• **What you are asked to do**
Copy every line of the data that contains the string "text".

(Supplied entries Opens)

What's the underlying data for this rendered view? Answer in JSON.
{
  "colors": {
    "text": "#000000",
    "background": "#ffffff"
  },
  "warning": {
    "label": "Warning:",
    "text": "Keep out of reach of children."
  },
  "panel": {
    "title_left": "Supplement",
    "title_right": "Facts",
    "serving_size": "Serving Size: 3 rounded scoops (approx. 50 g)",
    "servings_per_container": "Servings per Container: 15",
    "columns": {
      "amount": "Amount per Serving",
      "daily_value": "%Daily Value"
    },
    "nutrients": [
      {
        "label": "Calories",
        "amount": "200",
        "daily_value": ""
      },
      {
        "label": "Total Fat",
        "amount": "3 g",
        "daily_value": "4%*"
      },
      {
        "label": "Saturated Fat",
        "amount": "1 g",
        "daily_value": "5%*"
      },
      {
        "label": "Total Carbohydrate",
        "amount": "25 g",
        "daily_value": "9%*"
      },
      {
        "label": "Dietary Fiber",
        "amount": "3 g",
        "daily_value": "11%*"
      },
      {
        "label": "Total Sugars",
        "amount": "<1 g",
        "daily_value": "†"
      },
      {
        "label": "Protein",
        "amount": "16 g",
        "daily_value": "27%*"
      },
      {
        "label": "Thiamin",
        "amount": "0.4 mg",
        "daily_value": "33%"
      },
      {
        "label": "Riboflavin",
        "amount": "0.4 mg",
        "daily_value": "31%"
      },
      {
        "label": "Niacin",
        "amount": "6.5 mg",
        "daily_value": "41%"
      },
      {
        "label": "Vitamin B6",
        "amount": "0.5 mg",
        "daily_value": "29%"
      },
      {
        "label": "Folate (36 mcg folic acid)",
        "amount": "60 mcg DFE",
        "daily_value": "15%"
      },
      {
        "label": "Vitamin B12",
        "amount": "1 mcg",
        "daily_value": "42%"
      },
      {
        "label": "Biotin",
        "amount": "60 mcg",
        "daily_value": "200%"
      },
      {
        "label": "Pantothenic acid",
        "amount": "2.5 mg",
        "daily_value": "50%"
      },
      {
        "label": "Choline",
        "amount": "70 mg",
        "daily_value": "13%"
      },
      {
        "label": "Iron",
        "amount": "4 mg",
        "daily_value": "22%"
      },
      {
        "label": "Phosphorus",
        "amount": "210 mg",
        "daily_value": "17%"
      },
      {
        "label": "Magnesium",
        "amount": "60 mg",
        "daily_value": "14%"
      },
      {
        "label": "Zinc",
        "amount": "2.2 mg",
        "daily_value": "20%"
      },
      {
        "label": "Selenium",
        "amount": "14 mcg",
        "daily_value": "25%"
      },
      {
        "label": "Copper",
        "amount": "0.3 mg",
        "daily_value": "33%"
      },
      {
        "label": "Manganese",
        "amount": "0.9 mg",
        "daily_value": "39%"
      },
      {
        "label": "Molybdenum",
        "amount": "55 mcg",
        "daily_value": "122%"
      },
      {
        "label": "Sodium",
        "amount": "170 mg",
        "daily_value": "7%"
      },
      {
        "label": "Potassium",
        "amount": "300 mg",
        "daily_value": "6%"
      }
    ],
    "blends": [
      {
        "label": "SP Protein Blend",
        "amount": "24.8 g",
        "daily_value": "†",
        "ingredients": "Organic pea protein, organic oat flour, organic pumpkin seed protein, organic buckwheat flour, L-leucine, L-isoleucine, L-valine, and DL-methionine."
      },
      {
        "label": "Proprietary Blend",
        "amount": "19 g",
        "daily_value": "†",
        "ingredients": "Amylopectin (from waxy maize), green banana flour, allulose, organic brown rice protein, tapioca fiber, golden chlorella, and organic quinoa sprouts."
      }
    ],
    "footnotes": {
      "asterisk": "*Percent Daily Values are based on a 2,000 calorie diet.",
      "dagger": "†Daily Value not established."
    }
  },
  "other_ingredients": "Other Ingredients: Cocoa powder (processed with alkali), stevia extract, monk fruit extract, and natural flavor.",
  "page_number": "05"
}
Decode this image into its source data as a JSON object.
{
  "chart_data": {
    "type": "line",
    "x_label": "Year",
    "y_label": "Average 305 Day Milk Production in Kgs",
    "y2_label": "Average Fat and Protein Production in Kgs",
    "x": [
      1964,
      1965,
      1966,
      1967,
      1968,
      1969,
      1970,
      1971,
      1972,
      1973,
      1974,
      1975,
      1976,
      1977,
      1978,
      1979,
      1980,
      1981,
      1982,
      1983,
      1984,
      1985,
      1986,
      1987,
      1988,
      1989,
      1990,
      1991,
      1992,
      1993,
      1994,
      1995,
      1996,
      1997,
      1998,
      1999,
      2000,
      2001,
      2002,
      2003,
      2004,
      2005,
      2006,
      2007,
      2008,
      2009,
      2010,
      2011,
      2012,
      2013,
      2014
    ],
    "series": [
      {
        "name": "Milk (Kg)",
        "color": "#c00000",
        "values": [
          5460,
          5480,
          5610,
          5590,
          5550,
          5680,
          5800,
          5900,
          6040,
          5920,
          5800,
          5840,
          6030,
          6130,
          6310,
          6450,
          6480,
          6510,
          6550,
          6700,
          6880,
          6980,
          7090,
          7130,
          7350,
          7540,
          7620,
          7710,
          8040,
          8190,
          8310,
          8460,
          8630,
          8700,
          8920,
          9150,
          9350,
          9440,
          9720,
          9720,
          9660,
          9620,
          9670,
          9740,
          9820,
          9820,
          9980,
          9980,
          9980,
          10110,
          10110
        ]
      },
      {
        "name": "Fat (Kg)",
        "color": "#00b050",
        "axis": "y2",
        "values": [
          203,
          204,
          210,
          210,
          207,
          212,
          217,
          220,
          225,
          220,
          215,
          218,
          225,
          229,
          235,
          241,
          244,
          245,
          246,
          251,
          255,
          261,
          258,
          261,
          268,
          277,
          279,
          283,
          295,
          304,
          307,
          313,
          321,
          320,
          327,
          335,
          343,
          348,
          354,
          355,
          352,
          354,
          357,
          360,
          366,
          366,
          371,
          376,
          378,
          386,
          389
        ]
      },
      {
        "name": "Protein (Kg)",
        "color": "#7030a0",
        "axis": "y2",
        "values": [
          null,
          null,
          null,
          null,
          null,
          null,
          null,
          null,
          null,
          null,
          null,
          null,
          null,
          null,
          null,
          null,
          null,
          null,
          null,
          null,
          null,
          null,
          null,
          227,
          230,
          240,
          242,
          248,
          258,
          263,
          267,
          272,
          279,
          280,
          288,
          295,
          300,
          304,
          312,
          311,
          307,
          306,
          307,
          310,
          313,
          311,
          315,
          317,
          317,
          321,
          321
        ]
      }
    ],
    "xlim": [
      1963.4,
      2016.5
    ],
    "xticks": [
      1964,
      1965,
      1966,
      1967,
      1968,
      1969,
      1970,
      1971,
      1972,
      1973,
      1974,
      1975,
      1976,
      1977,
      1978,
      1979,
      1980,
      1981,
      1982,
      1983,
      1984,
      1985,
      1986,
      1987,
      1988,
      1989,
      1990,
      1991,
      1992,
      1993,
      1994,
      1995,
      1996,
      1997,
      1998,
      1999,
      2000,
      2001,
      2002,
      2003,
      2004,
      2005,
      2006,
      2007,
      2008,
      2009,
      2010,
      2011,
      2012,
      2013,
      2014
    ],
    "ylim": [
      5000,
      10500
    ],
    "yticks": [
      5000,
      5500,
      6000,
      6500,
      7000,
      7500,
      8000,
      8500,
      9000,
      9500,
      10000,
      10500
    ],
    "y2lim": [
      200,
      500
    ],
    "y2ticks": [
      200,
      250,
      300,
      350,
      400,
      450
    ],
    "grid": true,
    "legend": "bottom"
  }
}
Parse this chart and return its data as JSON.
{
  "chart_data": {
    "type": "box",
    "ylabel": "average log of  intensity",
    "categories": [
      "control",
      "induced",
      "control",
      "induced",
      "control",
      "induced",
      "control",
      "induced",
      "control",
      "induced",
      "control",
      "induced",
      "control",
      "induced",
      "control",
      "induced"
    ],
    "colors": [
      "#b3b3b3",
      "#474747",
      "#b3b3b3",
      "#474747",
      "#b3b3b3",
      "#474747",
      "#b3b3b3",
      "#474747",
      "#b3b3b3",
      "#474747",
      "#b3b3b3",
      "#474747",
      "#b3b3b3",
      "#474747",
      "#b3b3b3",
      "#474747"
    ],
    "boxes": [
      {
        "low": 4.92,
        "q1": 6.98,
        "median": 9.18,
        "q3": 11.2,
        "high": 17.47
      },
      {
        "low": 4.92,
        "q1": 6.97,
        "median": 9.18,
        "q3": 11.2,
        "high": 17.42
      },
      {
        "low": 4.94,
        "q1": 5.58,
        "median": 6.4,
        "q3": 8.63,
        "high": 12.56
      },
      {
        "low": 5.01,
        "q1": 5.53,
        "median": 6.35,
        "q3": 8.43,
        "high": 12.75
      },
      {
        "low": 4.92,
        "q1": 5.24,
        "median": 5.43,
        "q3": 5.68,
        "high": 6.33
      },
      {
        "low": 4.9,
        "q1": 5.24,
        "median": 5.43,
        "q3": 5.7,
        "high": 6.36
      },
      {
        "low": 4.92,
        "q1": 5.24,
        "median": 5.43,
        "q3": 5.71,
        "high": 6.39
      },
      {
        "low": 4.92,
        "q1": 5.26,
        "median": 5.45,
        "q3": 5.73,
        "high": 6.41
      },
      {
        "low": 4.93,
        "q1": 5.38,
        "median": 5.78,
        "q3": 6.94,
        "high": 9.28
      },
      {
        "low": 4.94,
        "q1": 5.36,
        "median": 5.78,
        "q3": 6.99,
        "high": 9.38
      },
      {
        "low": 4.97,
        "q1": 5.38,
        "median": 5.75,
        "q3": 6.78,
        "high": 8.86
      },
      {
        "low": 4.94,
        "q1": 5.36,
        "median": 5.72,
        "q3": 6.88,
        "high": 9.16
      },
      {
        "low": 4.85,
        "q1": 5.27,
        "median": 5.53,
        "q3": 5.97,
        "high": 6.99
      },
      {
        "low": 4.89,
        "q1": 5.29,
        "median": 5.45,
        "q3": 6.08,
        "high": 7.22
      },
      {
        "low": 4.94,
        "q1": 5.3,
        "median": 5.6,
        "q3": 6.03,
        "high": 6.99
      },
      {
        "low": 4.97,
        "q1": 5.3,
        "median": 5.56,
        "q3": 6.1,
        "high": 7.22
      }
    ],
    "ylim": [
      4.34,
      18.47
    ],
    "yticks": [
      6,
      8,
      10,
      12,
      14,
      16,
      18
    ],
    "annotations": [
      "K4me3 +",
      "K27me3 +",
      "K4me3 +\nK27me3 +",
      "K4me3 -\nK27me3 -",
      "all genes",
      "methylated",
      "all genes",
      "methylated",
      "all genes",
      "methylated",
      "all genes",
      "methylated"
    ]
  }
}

(Supplied entries Closes)

• **Exercise solution**
    "text": "#000000",
    "text": "Keep out of reach of children."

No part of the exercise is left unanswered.